Postal Service’s Congressional Fans Are Killing It

Top managers at the U.S. Postal Service are desperately trying to save their organization. Members of Congress who argue that the nation cannot persevere without its accustomed mail service seem to be trying just as hard to kill it.

This makes no sense at all, but then, neither does anything Congress has to say about the Postal Service.

Facing increasingly dire straits as costs rise and the volume of mail plummets, the USPS has wanted to cut mail delivery to five days a week for some time. Postmaster General Patrick Donahoe was discussing the move over a year ago. His predecessor, John E. Potter, unsuccessfully asked Congress for authority to do so back in 2009.

As my colleagues and I have discussed in this space repeatedly over the past few years, the Postal Service faces massive fiscal challenges, fueled by the rise of the Internet, the recent recession, and Congress’ requirement that the agency pre-fund its employees’ substantial pension plans. The service’s 2012 annual report shows net losses of $41 billion over the preceding six years; net losses for fiscal 2012 alone totaled $15.9 billion. First class mail revenue continues to decline (by 3.9 percent last year), despite rising postal rates. Revenue is falling faster than the Postal Service has been able to cut costs. More drastic changes are inevitable.

Last month, the USPS went so far as to announce a firm plan to end Saturday mail delivery in early August, though six-day delivery of packages would remain in place. The American public seems to broadly accept the prospect of reduced mail service, though, as you might predict, the postal unions have led resistance to the idea. The change is expected to save around $2 billion annually if implemented as planned. It won’t solve the organization’s problems, but it is a significant step in the right direction.

What has followed the announcement is a confusing mess. Congress may, or may not, have ordered the USPS to continue delivering letters on Saturday – letters that virtually nobody needs to receive on that day anymore. Lawmakers asked the Government Accountability Office to review the proposal; the GAO now maintains that the Postal Service is obliged to deliver mail six days a week, and that retaining Saturday package delivery alone would not satisfy this obligation. The House Oversight and Government Committee seems to disagree with this assessment, based on its spokesman’s reaction to a New York Times article. The USPS’ legal position is, for the moment, murky.

> **Brief 1**
In the records, retype the part that opens with the line containing "x-tick-label: 12 (132, 252, 140, 259)" and closes with the line containing "risk-value: 107 (381, 573, 392, 580)", both of those lines included.
The records that follow have no connection to the article on the Postal Service.

> **Data for processing**
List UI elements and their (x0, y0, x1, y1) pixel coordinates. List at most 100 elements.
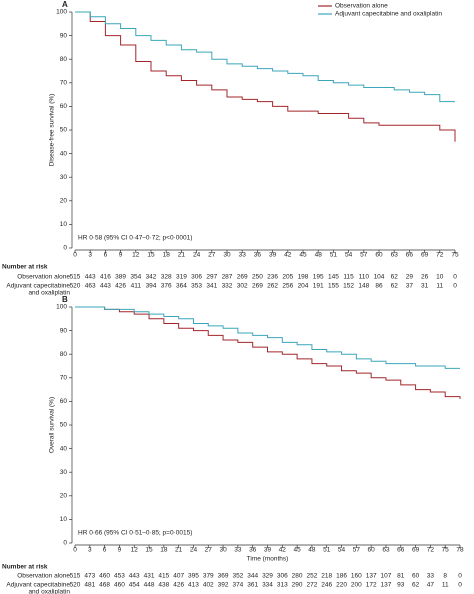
x-tick-label: 12 (132, 252, 140, 259)
legend-label: Adjuvant capecitabine and oxaliplatin (335, 11, 442, 18)
risk-value: 379 (203, 573, 214, 580)
x-tick-label: 9 (119, 252, 123, 259)
panel-label: A (62, 0, 68, 9)
risk-value: 62 (391, 283, 399, 290)
x-tick-label: 6 (104, 252, 108, 259)
risk-value: 115 (343, 274, 354, 281)
y-tick-label: 70 (60, 375, 68, 382)
risk-value: 354 (130, 274, 141, 281)
risk-value: 218 (321, 573, 332, 580)
risk-value: 155 (328, 283, 339, 290)
risk-value: 60 (412, 573, 420, 580)
risk-value: 246 (321, 582, 332, 589)
risk-value: 415 (158, 573, 169, 580)
risk-value: 426 (173, 582, 184, 589)
legend-label: Observation alone (335, 3, 388, 10)
risk-value: 137 (366, 573, 377, 580)
x-tick-label: 63 (391, 252, 399, 259)
y-tick-label: 90 (60, 32, 68, 39)
y-tick-label: 100 (56, 304, 67, 311)
x-tick-label: 0 (73, 252, 77, 259)
risk-value: 11 (436, 283, 443, 290)
x-axis-label: Time (months) (247, 556, 289, 563)
x-tick-label: 57 (353, 547, 361, 554)
x-tick-label: 45 (299, 252, 307, 259)
risk-value: 107 (381, 573, 392, 580)
y-tick-label: 100 (56, 9, 67, 16)
risk-value: 454 (129, 582, 140, 589)
x-tick-label: 42 (284, 252, 292, 259)
x-tick-label: 42 (279, 547, 287, 554)
risk-value: 37 (406, 283, 414, 290)
y-tick-label: 10 (60, 221, 68, 228)
risk-value: 31 (421, 283, 429, 290)
risk-value: 460 (99, 573, 110, 580)
x-tick-label: 3 (88, 252, 92, 259)
risk-value: 426 (115, 283, 126, 290)
risk-value: 468 (99, 582, 110, 589)
x-tick-label: 39 (269, 252, 277, 259)
risk-value: 520 (70, 582, 81, 589)
risk-value: 269 (237, 274, 248, 281)
risk-value: 481 (84, 582, 95, 589)
risk-value: 438 (158, 582, 169, 589)
risk-value: 319 (176, 274, 187, 281)
y-tick-label: 30 (60, 469, 68, 476)
annotation: HR 0·66 (95% CI 0·51–0·85; p=0·0015) (78, 530, 192, 537)
x-tick-label: 72 (436, 252, 444, 259)
risk-value: 334 (262, 582, 273, 589)
risk-value: 395 (188, 573, 199, 580)
x-tick-label: 36 (254, 252, 262, 259)
risk-value: 313 (277, 582, 288, 589)
risk-value: 473 (84, 573, 95, 580)
risk-value: 0 (458, 582, 462, 589)
risk-value: 443 (100, 283, 111, 290)
risk-value: 220 (336, 582, 347, 589)
x-tick-label: 9 (118, 547, 122, 554)
y-tick-label: 20 (60, 198, 68, 205)
risk-row-label: and oxaliplatin (28, 290, 70, 297)
y-axis-label: Overall survival (%) (49, 397, 56, 453)
x-tick-label: 75 (442, 547, 450, 554)
x-tick-label: 60 (368, 547, 376, 554)
survival-curve (75, 306, 460, 369)
risk-table-title: Number at risk (2, 264, 48, 271)
x-tick-label: 72 (427, 547, 435, 554)
risk-value: 256 (282, 283, 293, 290)
risk-value: 250 (252, 274, 263, 281)
risk-value: 361 (247, 582, 258, 589)
survival-curve (75, 306, 461, 400)
x-tick-label: 21 (178, 252, 186, 259)
risk-value: 328 (161, 274, 172, 281)
risk-value: 11 (442, 582, 449, 589)
risk-row-label: Observation alone (17, 573, 70, 580)
annotation: HR 0·58 (95% CI 0·47–0·72; p<0·0001) (78, 235, 192, 242)
y-tick-label: 50 (60, 422, 68, 429)
risk-value: 269 (252, 283, 263, 290)
risk-value: 86 (375, 283, 383, 290)
risk-value: 389 (115, 274, 126, 281)
risk-value: 376 (161, 283, 172, 290)
risk-value: 172 (366, 582, 377, 589)
risk-value: 152 (343, 283, 354, 290)
risk-value: 93 (397, 582, 405, 589)
y-axis-label: Disease-free survival (%) (49, 94, 56, 167)
risk-value: 460 (114, 582, 125, 589)
risk-row-label: and oxaliplatin (28, 589, 70, 594)
risk-value: 374 (232, 582, 243, 589)
x-tick-label: 54 (338, 547, 346, 554)
x-tick-label: 33 (239, 252, 247, 259)
risk-value: 302 (237, 283, 248, 290)
risk-value: 342 (146, 274, 157, 281)
risk-value: 453 (114, 573, 125, 580)
x-tick-label: 51 (330, 252, 338, 259)
x-tick-label: 57 (360, 252, 368, 259)
y-tick-label: 50 (60, 127, 68, 134)
y-tick-label: 0 (63, 540, 67, 547)
risk-value: 515 (70, 573, 81, 580)
risk-value: 329 (262, 573, 273, 580)
risk-table-title: Number at risk (2, 564, 48, 571)
x-tick-label: 27 (205, 547, 213, 554)
risk-value: 200 (351, 582, 362, 589)
risk-value: 0 (458, 573, 462, 580)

> **Brief 2**
Translate this sentence from the article on the Postal Service into Spanish: "The change is expected to save around $2 billion annually if implemented as planned."

> **Written response 1**
x-tick-label: 12 (132, 252, 140, 259)
legend-label: Adjuvant capecitabine and oxaliplatin (335, 11, 442, 18)
risk-value: 379 (203, 573, 214, 580)
x-tick-label: 9 (119, 252, 123, 259)
panel-label: A (62, 0, 68, 9)
risk-value: 62 (391, 283, 399, 290)
x-tick-label: 6 (104, 252, 108, 259)
risk-value: 115 (343, 274, 354, 281)
y-tick-label: 70 (60, 375, 68, 382)
risk-value: 354 (130, 274, 141, 281)
risk-value: 218 (321, 573, 332, 580)
risk-value: 155 (328, 283, 339, 290)
risk-value: 60 (412, 573, 420, 580)
risk-value: 246 (321, 582, 332, 589)
risk-value: 415 (158, 573, 169, 580)
risk-value: 426 (173, 582, 184, 589)
legend-label: Observation alone (335, 3, 388, 10)
risk-value: 137 (366, 573, 377, 580)
x-tick-label: 63 (391, 252, 399, 259)
y-tick-label: 90 (60, 32, 68, 39)
y-tick-label: 100 (56, 304, 67, 311)
x-tick-label: 0 (73, 252, 77, 259)
risk-value: 11 (436, 283, 443, 290)
x-axis-label: Time (months) (247, 556, 289, 563)
x-tick-label: 57 (353, 547, 361, 554)
x-tick-label: 45 (299, 252, 307, 259)
risk-value: 107 (381, 573, 392, 580)

> **Written response 2**
Se espera que el cambio ahorre alrededor de 2000 millones de dólares al año si se implementa según lo previsto.